INSTRUCTIONS TO FOLLOW:
The listing below is to be output in its exact form.

Dataset items:
------------

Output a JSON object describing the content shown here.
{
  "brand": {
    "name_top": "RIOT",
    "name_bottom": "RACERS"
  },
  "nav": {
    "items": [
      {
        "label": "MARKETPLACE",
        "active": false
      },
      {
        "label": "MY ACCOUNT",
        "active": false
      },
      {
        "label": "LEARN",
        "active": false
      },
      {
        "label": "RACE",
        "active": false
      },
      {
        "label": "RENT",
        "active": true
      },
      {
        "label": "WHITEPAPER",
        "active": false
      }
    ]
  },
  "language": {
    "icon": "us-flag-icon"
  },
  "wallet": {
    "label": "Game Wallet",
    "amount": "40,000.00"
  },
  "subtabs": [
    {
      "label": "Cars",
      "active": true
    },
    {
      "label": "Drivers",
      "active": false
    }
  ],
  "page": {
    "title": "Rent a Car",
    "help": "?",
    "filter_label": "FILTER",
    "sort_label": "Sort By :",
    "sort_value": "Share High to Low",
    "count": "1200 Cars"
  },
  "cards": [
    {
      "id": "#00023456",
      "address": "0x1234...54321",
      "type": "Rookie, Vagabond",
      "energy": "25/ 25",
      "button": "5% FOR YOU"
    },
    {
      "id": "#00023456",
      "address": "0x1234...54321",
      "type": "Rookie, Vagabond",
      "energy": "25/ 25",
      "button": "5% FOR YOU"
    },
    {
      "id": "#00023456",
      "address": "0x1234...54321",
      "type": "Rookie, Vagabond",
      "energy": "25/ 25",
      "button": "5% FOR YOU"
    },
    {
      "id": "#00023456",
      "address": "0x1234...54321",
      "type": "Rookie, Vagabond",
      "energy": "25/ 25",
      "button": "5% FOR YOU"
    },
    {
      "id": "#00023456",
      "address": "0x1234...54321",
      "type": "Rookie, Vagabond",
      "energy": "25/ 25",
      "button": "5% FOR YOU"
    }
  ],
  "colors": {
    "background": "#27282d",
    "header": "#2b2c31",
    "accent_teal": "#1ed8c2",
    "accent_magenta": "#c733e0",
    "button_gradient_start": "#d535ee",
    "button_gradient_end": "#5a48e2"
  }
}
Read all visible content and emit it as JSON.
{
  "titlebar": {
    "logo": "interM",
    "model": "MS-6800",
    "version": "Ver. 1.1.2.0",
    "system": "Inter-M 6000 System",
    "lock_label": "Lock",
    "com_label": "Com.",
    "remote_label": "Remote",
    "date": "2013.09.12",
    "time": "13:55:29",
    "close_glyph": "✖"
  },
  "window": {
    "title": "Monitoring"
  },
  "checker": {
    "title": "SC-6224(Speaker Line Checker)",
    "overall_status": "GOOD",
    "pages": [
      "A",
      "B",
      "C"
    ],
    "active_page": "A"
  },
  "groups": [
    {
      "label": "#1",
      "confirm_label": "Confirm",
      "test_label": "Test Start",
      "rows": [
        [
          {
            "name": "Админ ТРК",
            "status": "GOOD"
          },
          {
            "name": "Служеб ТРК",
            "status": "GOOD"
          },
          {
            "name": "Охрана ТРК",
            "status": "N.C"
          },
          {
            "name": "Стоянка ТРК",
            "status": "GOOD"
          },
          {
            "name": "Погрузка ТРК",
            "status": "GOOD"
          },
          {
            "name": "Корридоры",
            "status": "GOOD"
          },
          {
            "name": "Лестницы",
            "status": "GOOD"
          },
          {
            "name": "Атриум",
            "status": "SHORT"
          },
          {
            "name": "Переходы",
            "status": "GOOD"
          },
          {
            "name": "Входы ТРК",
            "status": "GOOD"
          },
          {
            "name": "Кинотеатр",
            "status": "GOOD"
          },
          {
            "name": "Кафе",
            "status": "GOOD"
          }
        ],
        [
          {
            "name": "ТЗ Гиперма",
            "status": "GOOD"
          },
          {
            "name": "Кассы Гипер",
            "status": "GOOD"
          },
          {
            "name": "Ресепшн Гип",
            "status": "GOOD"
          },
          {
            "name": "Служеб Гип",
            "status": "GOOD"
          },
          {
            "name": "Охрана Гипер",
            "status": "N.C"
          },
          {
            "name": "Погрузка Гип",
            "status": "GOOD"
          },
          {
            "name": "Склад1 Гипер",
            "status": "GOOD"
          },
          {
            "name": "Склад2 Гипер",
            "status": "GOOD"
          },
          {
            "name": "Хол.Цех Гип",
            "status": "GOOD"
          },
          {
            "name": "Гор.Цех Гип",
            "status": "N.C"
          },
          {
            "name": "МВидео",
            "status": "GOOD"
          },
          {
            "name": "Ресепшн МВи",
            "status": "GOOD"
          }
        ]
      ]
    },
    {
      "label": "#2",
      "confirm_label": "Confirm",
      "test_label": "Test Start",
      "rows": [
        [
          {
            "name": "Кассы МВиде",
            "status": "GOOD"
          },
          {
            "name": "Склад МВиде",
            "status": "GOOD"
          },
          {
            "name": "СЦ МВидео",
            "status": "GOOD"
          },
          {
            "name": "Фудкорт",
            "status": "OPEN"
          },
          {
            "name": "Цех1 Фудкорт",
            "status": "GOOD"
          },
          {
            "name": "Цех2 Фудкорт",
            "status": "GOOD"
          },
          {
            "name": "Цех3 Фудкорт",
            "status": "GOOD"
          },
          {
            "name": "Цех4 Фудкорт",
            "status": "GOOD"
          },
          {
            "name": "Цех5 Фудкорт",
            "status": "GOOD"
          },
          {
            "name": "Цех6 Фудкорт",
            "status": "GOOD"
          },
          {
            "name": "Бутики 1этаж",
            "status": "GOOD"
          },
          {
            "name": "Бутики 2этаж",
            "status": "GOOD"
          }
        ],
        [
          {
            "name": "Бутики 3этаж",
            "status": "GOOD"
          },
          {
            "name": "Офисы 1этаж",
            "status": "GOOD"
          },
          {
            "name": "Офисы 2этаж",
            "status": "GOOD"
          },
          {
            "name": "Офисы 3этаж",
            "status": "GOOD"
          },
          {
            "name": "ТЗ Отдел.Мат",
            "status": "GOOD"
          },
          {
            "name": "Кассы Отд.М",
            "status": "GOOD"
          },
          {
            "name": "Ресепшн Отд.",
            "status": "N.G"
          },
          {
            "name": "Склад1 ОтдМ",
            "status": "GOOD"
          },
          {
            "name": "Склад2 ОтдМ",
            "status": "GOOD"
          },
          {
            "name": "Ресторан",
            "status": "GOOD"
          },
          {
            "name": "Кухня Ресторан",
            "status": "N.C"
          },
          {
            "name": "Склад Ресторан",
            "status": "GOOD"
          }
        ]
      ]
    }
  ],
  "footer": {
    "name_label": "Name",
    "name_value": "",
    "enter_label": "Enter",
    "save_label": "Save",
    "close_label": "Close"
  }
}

------------

FULL SOLUTION:
Output a JSON object describing the content shown here.
{
  "brand": {
    "name_top": "RIOT",
    "name_bottom": "RACERS"
  },
  "nav": {
    "items": [
      {
        "label": "MARKETPLACE",
        "active": false
      },
      {
        "label": "MY ACCOUNT",
        "active": false
      },
      {
        "label": "LEARN",
        "active": false
      },
      {
        "label": "RACE",
        "active": false
      },
      {
        "label": "RENT",
        "active": true
      },
      {
        "label": "WHITEPAPER",
        "active": false
      }
    ]
  },
  "language": {
    "icon": "us-flag-icon"
  },
  "wallet": {
    "label": "Game Wallet",
    "amount": "40,000.00"
  },
  "subtabs": [
    {
      "label": "Cars",
      "active": true
    },
    {
      "label": "Drivers",
      "active": false
    }
  ],
  "page": {
    "title": "Rent a Car",
    "help": "?",
    "filter_label": "FILTER",
    "sort_label": "Sort By :",
    "sort_value": "Share High to Low",
    "count": "1200 Cars"
  },
  "cards": [
    {
      "id": "#00023456",
      "address": "0x1234...54321",
      "type": "Rookie, Vagabond",
      "energy": "25/ 25",
      "button": "5% FOR YOU"
    },
    {
      "id": "#00023456",
      "address": "0x1234...54321",
      "type": "Rookie, Vagabond",
      "energy": "25/ 25",
      "button": "5% FOR YOU"
    },
    {
      "id": "#00023456",
      "address": "0x1234...54321",
      "type": "Rookie, Vagabond",
      "energy": "25/ 25",
      "button": "5% FOR YOU"
    },
    {
      "id": "#00023456",
      "address": "0x1234...54321",
      "type": "Rookie, Vagabond",
      "energy": "25/ 25",
      "button": "5% FOR YOU"
    },
    {
      "id": "#00023456",
      "address": "0x1234...54321",
      "type": "Rookie, Vagabond",
      "energy": "25/ 25",
      "button": "5% FOR YOU"
    }
  ],
  "colors": {
    "background": "#27282d",
    "header": "#2b2c31",
    "accent_teal": "#1ed8c2",
    "accent_magenta": "#c733e0",
    "button_gradient_start": "#d535ee",
    "button_gradient_end": "#5a48e2"
  }
}
Read all visible content and emit it as JSON.
{
  "titlebar": {
    "logo": "interM",
    "model": "MS-6800",
    "version": "Ver. 1.1.2.0",
    "system": "Inter-M 6000 System",
    "lock_label": "Lock",
    "com_label": "Com.",
    "remote_label": "Remote",
    "date": "2013.09.12",
    "time": "13:55:29",
    "close_glyph": "✖"
  },
  "window": {
    "title": "Monitoring"
  },
  "checker": {
    "title": "SC-6224(Speaker Line Checker)",
    "overall_status": "GOOD",
    "pages": [
      "A",
      "B",
      "C"
    ],
    "active_page": "A"
  },
  "groups": [
    {
      "label": "#1",
      "confirm_label": "Confirm",
      "test_label": "Test Start",
      "rows": [
        [
          {
            "name": "Админ ТРК",
            "status": "GOOD"
          },
          {
            "name": "Служеб ТРК",
            "status": "GOOD"
          },
          {
            "name": "Охрана ТРК",
            "status": "N.C"
          },
          {
            "name": "Стоянка ТРК",
            "status": "GOOD"
          },
          {
            "name": "Погрузка ТРК",
            "status": "GOOD"
          },
          {
            "name": "Корридоры",
            "status": "GOOD"
          },
          {
            "name": "Лестницы",
            "status": "GOOD"
          },
          {
            "name": "Атриум",
            "status": "SHORT"
          },
          {
            "name": "Переходы",
            "status": "GOOD"
          },
          {
            "name": "Входы ТРК",
            "status": "GOOD"
          },
          {
            "name": "Кинотеатр",
            "status": "GOOD"
          },
          {
            "name": "Кафе",
            "status": "GOOD"
          }
        ],
        [
          {
            "name": "ТЗ Гиперма",
            "status": "GOOD"
          },
          {
            "name": "Кассы Гипер",
            "status": "GOOD"
          },
          {
            "name": "Ресепшн Гип",
            "status": "GOOD"
          },
          {
            "name": "Служеб Гип",
            "status": "GOOD"
          },
          {
            "name": "Охрана Гипер",
            "status": "N.C"
          },
          {
            "name": "Погрузка Гип",
            "status": "GOOD"
          },
          {
            "name": "Склад1 Гипер",
            "status": "GOOD"
          },
          {
            "name": "Склад2 Гипер",
            "status": "GOOD"
          },
          {
            "name": "Хол.Цех Гип",
            "status": "GOOD"
          },
          {
            "name": "Гор.Цех Гип",
            "status": "N.C"
          },
          {
            "name": "МВидео",
            "status": "GOOD"
          },
          {
            "name": "Ресепшн МВи",
            "status": "GOOD"
          }
        ]
      ]
    },
    {
      "label": "#2",
      "confirm_label": "Confirm",
      "test_label": "Test Start",
      "rows": [
        [
          {
            "name": "Кассы МВиде",
            "status": "GOOD"
          },
          {
            "name": "Склад МВиде",
            "status": "GOOD"
          },
          {
            "name": "СЦ МВидео",
            "status": "GOOD"
          },
          {
            "name": "Фудкорт",
            "status": "OPEN"
          },
          {
            "name": "Цех1 Фудкорт",
            "status": "GOOD"
          },
          {
            "name": "Цех2 Фудкорт",
            "status": "GOOD"
          },
          {
            "name": "Цех3 Фудкорт",
            "status": "GOOD"
          },
          {
            "name": "Цех4 Фудкорт",
            "status": "GOOD"
          },
          {
            "name": "Цех5 Фудкорт",
            "status": "GOOD"
          },
          {
            "name": "Цех6 Фудкорт",
            "status": "GOOD"
          },
          {
            "name": "Бутики 1этаж",
            "status": "GOOD"
          },
          {
            "name": "Бутики 2этаж",
            "status": "GOOD"
          }
        ],
        [
          {
            "name": "Бутики 3этаж",
            "status": "GOOD"
          },
          {
            "name": "Офисы 1этаж",
            "status": "GOOD"
          },
          {
            "name": "Офисы 2этаж",
            "status": "GOOD"
          },
          {
            "name": "Офисы 3этаж",
            "status": "GOOD"
          },
          {
            "name": "ТЗ Отдел.Мат",
            "status": "GOOD"
          },
          {
            "name": "Кассы Отд.М",
            "status": "GOOD"
          },
          {
            "name": "Ресепшн Отд.",
            "status": "N.G"
          },
          {
            "name": "Склад1 ОтдМ",
            "status": "GOOD"
          },
          {
            "name": "Склад2 ОтдМ",
            "status": "GOOD"
          },
          {
            "name": "Ресторан",
            "status": "GOOD"
          },
          {
            "name": "Кухня Ресторан",
            "status": "N.C"
          },
          {
            "name": "Склад Ресторан",
            "status": "GOOD"
          }
        ]
      ]
    }
  ],
  "footer": {
    "name_label": "Name",
    "name_value": "",
    "enter_label": "Enter",
    "save_label": "Save",
    "close_label": "Close"
  }
}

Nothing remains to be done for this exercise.